● **GIVEN REQUEST**: For the material that follows, list every line containing the word "twenty".

● **MATERIAL**:
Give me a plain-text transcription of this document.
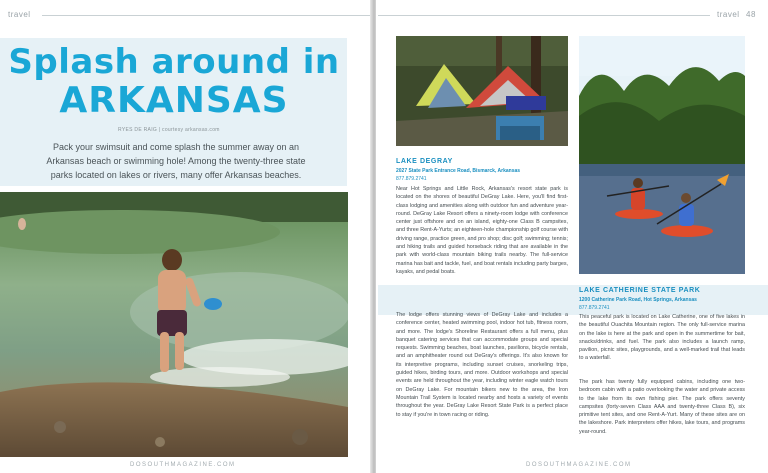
travel
Splash around in
ARKANSAS
RYES DE RAIG | courtesy arkansas.com
Pack your swimsuit and come splash the summer away on an Arkansas beach or swimming hole! Among the twenty-three state parks located on lakes or rivers, many offer Arkansas beaches.
DOSOUTHMAGAZINE.COM
travel 48
LAKE DEGRAY
2027 State Park Entrance Road, Bismarck, Arkansas
877.879.2741

Near Hot Springs and Little Rock, Arkansas's resort state park is located on the shores of beautiful DeGray Lake. Here, you'll find first-class lodging and amenities along with outdoor fun and adventure year-round. DeGray Lake Resort offers a ninety-room lodge with conference center just offshore and on an island, eighty-one Class B campsites, and three Rent-A-Yurts; an eighteen-hole championship golf course with driving range, practice green, and pro shop; disc golf; swimming; tennis; and hiking trails and guided horseback riding that are available in the park with world-class mountain biking trails nearby. The full-service marina has bait and tackle, fuel, and boat rentals including party barges, kayaks, and pedal boats.

The lodge offers stunning views of DeGray Lake and includes a conference center, heated swimming pool, indoor hot tub, fitness room, and more. The lodge's Shoreline Restaurant offers a full menu, plus banquet catering services that can accommodate groups and special requests. Swimming beaches, boat launches, pavilions, bicycle rentals, and an amphitheater round out DeGray's offerings. It's also known for its interpretive programs, including sunset cruises, snorkeling trips, guided hikes, birding tours, and more. Outdoor workshops and special events are held throughout the year, including winter eagle watch tours on DeGray Lake. For mountain bikers new to the area, the Iron Mountain Trail System is located nearby and hosts a variety of events throughout the year. DeGray Lake Resort State Park is a perfect place to stay if you're in town racing or riding.

LAKE CATHERINE STATE PARK
1200 Catherine Park Road, Hot Springs, Arkansas
877.879.2741

This peaceful park is located on Lake Catherine, one of five lakes in the beautiful Ouachita Mountain region. The only full-service marina on the lake is here at the park and open in the summertime for bait, snacks/drinks, and fuel. The park also includes a launch ramp, pavilion, picnic sites, playgrounds, and a well-marked trail that leads to a waterfall.

The park has twenty fully equipped cabins, including one two-bedroom cabin with a patio overlooking the water and private access to the lake from its own fishing pier. The park offers seventy campsites (forty-seven Class AAA and twenty-three Class B), six primitive tent sites, and one Rent-A-Yurt. Many of these sites are on the lakeshore. Park interpreters offer hikes, lake tours, and programs year-round.

DOSOUTHMAGAZINE.COM
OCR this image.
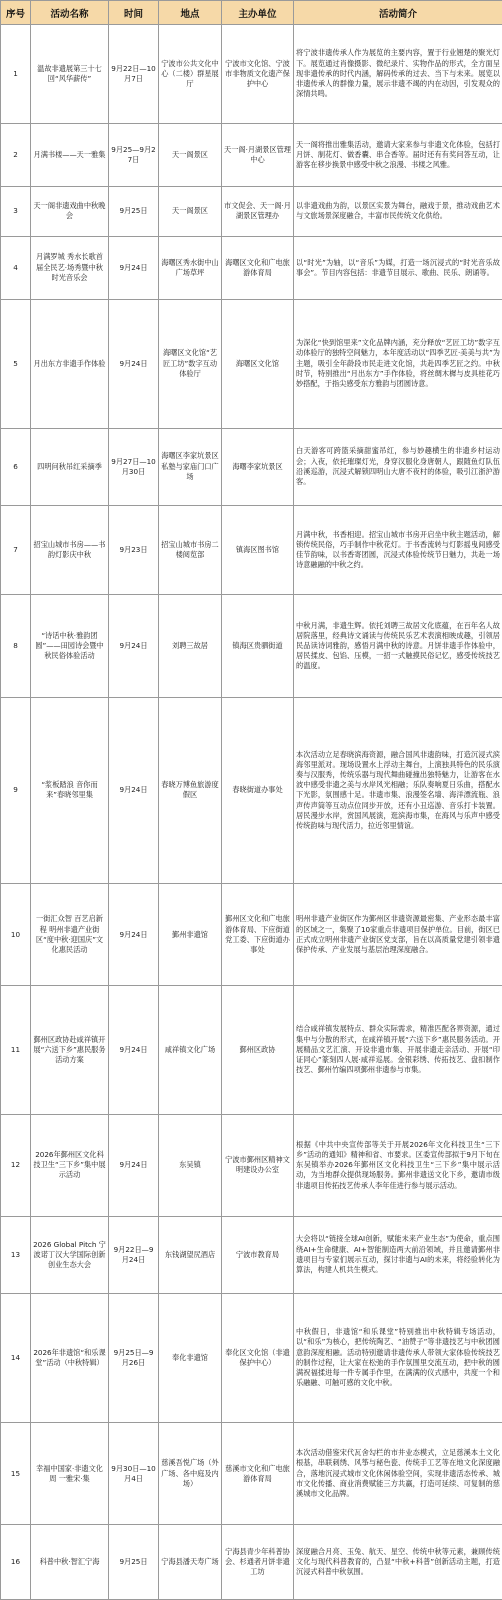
序号	活动名称	时间	地点	主办单位	活动简介
1	温故非遗展第三十七回“风华薪传”	9月22日—10月7日	宁波市公共文化中心（二楼）群星展厅	宁波市文化馆、宁波市非物质文化遗产保护中心	将宁波非遗传承人作为展览的主要内容，置于行业翘楚的聚光灯下。展览通过肖像摄影、微纪录片、实物作品的形式，全方面呈现非遗传承的时代内涵，解码传承的过去、当下与未来。展览以非遗传承人的群像力量，展示非遗不竭的内在动因，引发观众的深情共鸣。
2	月满书楼——天一雅集	9月25—9月27日	天一阁景区	天一阁·月湖景区管理中心	天一阁将推出雅集活动，邀请大家来参与非遗文化体验，包括打月饼、制花灯、做香囊、串合香等。届时还有有奖问答互动，让游客在移步换景中感受中秋之浪漫、书楼之风雅。
3	天一阁非遗戏曲中秋晚会	9月25日	天一阁景区	市文促会、天一阁·月湖景区管理办	以非遗戏曲为韵，以景区实景为舞台，融戏于景，推动戏曲艺术与文旅场景深度融合，丰富市民传统文化供给。
4	月满罗城 秀水长歌首届全民艺·场秀暨中秋时光音乐会	9月24日	海曙区秀水街中山广场草坪	海曙区文化和广电旅游体育局	以“时光”为轴，以“音乐”为媒，打造一场沉浸式的“时光音乐故事会”。节目内容包括：非遗节目展示、歌曲、民乐、朗诵等。
5	月出东方非遗手作体验	9月24日	海曙区文化馆“艺匠工坊”数字互动体验厅	海曙区文化馆	为深化“快到馆里来”文化品牌内涵，充分释放“艺匠工坊”数字互动体验厅的独特空间魅力，本年度活动以“四季艺匠·美美与共”为主题，吸引全年龄段市民走进文化馆，共赴四季艺匠之约。中秋时节，特别推出“月出东方”手作体验，将丝绸木樨与皮具桂花巧妙搭配，于指尖感受东方雅韵与团圆诗意。
6	四明问秋吊红采摘季	9月27日—10月30日	海曙区李家坑景区私塾与家庙门口广场	海曙李家坑景区	白天游客可跨篮采摘甜蜜吊红，参与妙趣横生的非遗乡村运动会；入夜，依托璀璨灯光，身穿汉服化身唐朝人，跟随鱼灯队伍沿溪巡游，沉浸式解锁四明山大唐不夜村的体验，吸引江浙沪游客。
7	招宝山城市书房——书韵灯影庆中秋	9月23日	招宝山城市书房二楼阅览部	镇海区图书馆	月满中秋，书香相迎。招宝山城市书房开启坐中秋主题活动，解锁传统民俗，巧手制作中秋花灯。于书香流转与灯影摇曳间感受佳节韵味，以书香寄团圆，沉浸式体验传统节日魅力，共赴一场诗意融融的中秋之约。
8	“诗话中秋·雅韵团圆”——田园诗会暨中秋民俗体验活动	9月24日	刘聘三故居	镇海区贵驷街道	中秋月满，非遗生辉。依托刘聘三故居文化底蕴，在百年名人故居院落里，经典诗文诵读与传统民乐艺术表演相映成趣，引领居民品读诗词雅韵，感悟月满中秋的诗意。月饼非遗手作体验中，居民揉皮、包馅、压模，一招一式触摸民俗记忆，感受传统技艺的温度。
9	“浆板踏浪 音你而来”春晓邻里集	9月24日	春晓万博鱼旅游度假区	春晓街道办事处	本次活动立足春晓滨海资源，融合国风非遗韵味，打造沉浸式滨海邻里派对。现场设置水上浮动主舞台，上演独具特色的民乐演奏与汉服秀，传统乐器与现代舞曲碰撞出独特魅力，让游客在水波中感受非遗之美与水岸风光相融；乐队奏响夏日乐曲，搭配水下光影，氛围感十足。非遗市集、浪漫签名墙、海洋漂流瓶、浪声传声筒等互动点位同步开放，还有小丑巡游、音乐打卡装置。居民漫步水岸，赏国风展演，逛滨海市集，在海风与乐声中感受传统韵味与现代活力，拉近邻里情谊。
10	一街汇众智 百艺启新程 明州非遗产业街区“度中秋·迎国庆”文化惠民活动	9月24日	鄞州非遗馆	鄞州区文化和广电旅游体育局、下应街道党工委、下应街道办事处	明州非遗产业街区作为鄞州区非遗资源最密集、产业形态最丰富的区域之一，集聚了10家重点非遗项目保护单位。目前，街区已正式成立明州非遗产业街区党支部，旨在以高质量党建引领非遗保护传承、产业发展与基层治理深度融合。
11	鄞州区政协赴咸祥镇开展“六送下乡”惠民服务活动方案	9月24日	咸祥镇文化广场	鄞州区政协	结合咸祥镇发展特点、群众实际需求，精准匹配各界资源，通过集中与分散的形式，在咸祥镇开展“六送下乡”惠民服务活动。开展精品文艺汇演、开设非遗市集、开展非遗走亲活动、开展“印证同心”篆刻四人展·咸祥巡展。金银彩绣、传拓技艺、盘扣制作技艺、鄞州竹编四项鄞州非遗参与市集。
12	2026年鄞州区文化科技卫生“三下乡”集中展示活动	9月24日	东吴镇	宁波市鄞州区精神文明建设办公室	根据《中共中央宣传部等关于开展2026年文化科技卫生“三下乡”活动的通知》精神和省、市要求。区委宣传部拟于9月下旬在东吴镇举办2026年鄞州区文化科技卫生“三下乡”集中展示活动，为当地群众提供现场服务。鄞州非遗送文化下乡，邀请市级非遗项目传拓技艺传承人李年佳进行参与展示活动。
13	2026 Global Pitch 宁波诺丁汉大学国际创新创业生态大会	9月22日—9月24日	东钱湖望尻酒店	宁波市教育局	大会将以“链接全球AI创新，赋能未来产业生态”为使命，重点围绕AI+生命健康、AI+智能制造两大前沿领域，并且邀请鄞州非遗项目与专家们展示互动，探讨非遗与AI的未来，将经验转化为算法，构建人机共生模式。
14	2026年非遗馆“和乐课堂”活动（中秋特辑）	9月25日—9月26日	奉化非遗馆	奉化区文化馆（非遗保护中心）	中秋假日，非遗馆“和乐课堂”特别推出中秋特辑专场活动，以“和乐”为核心，把传统陶艺、“油赞子”等非遗技艺与中秋团圆意韵深度相融。活动特别邀请非遗传承人带领大家体验传统技艺的制作过程，让大家在松弛的手作氛围里交流互动，把中秋的圆满祝福揉进每一件专属手作里，在满满的仪式感中，共度一个和乐融融、可触可感的文化中秋。
15	幸福中国家·非遗文化周 一雅宋·集	9月30日—10月4日	慈溪吾悦广场（外广场、各中庭及内场）	慈溪市文化和广电旅游体育局	本次活动借鉴宋代瓦舍勾栏的市井业态模式，立足慈溪本土文化根基，串联刺绣、风筝与秘色瓷、传统手工艺等在地文化深度融合，落地沉浸式城市文化休闲体验空间，实现非遗活态传承、城市文化传播、商业消费赋能三方共赢，打造可延续、可复制的慈溪城市文化品牌。
16	科普中秋·智汇宁海	9月25日	宁海县潘天寿广场	宁海县青少年科普协会、杉通者月饼非遗工坊	深度融合月亮、玉兔、航天、星空、传统中秋等元素，兼顾传统文化与现代科普教育的，凸显“中秋+科普”创新活动主题，打造沉浸式科普中秋氛围。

● **FINISHED TASK**:
Pack your swimsuit and come splash the summer away on an Arkansas beach or swimming hole! Among the twenty-three state parks located on lakes or rivers, many offer Arkansas beaches.
The park has twenty fully equipped cabins, including one two-bedroom cabin with a patio overlooking the water and private access to the lake from its own fishing pier. The park offers seventy campsites (forty-seven Class AAA and twenty-three Class B), six primitive tent sites, and one Rent-A-Yurt. Many of these sites are on the lakeshore. Park interpreters offer hikes, lake tours, and programs year-round.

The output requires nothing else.